Instruction → Only the pictures are to be left out; set down the rest of the records exactly.

┄┄┄┄┄┄

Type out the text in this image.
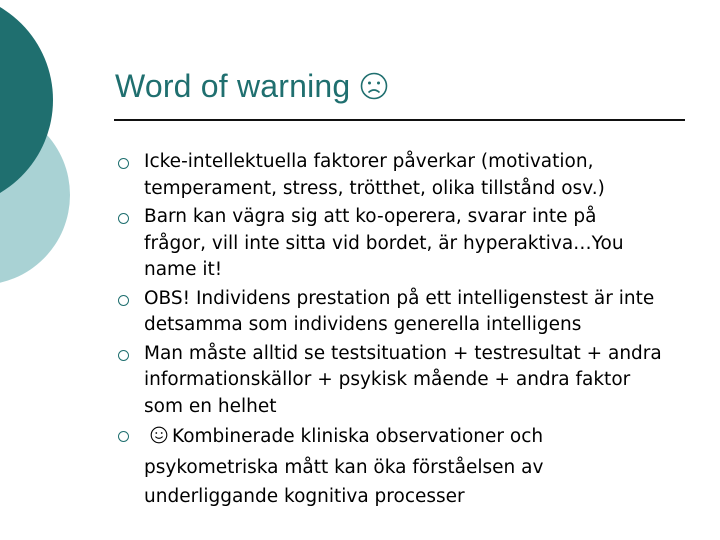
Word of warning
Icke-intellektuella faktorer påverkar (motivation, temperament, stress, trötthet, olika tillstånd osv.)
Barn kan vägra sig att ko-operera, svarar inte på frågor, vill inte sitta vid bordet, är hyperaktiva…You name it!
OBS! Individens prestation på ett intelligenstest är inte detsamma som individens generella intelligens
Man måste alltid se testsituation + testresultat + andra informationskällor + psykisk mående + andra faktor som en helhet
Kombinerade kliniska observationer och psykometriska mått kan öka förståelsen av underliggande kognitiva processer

┄┄┄┄┄┄

Written response →
Type out the text in this image.
Word of warning
Icke-intellektuella faktorer påverkar (motivation, temperament, stress, trötthet, olika tillstånd osv.)
Barn kan vägra sig att ko-operera, svarar inte på frågor, vill inte sitta vid bordet, är hyperaktiva…You name it!
OBS! Individens prestation på ett intelligenstest är inte detsamma som individens generella intelligens
Man måste alltid se testsituation + testresultat + andra informationskällor + psykisk mående + andra faktor som en helhet
Kombinerade kliniska observationer och psykometriska mått kan öka förståelsen av underliggande kognitiva processer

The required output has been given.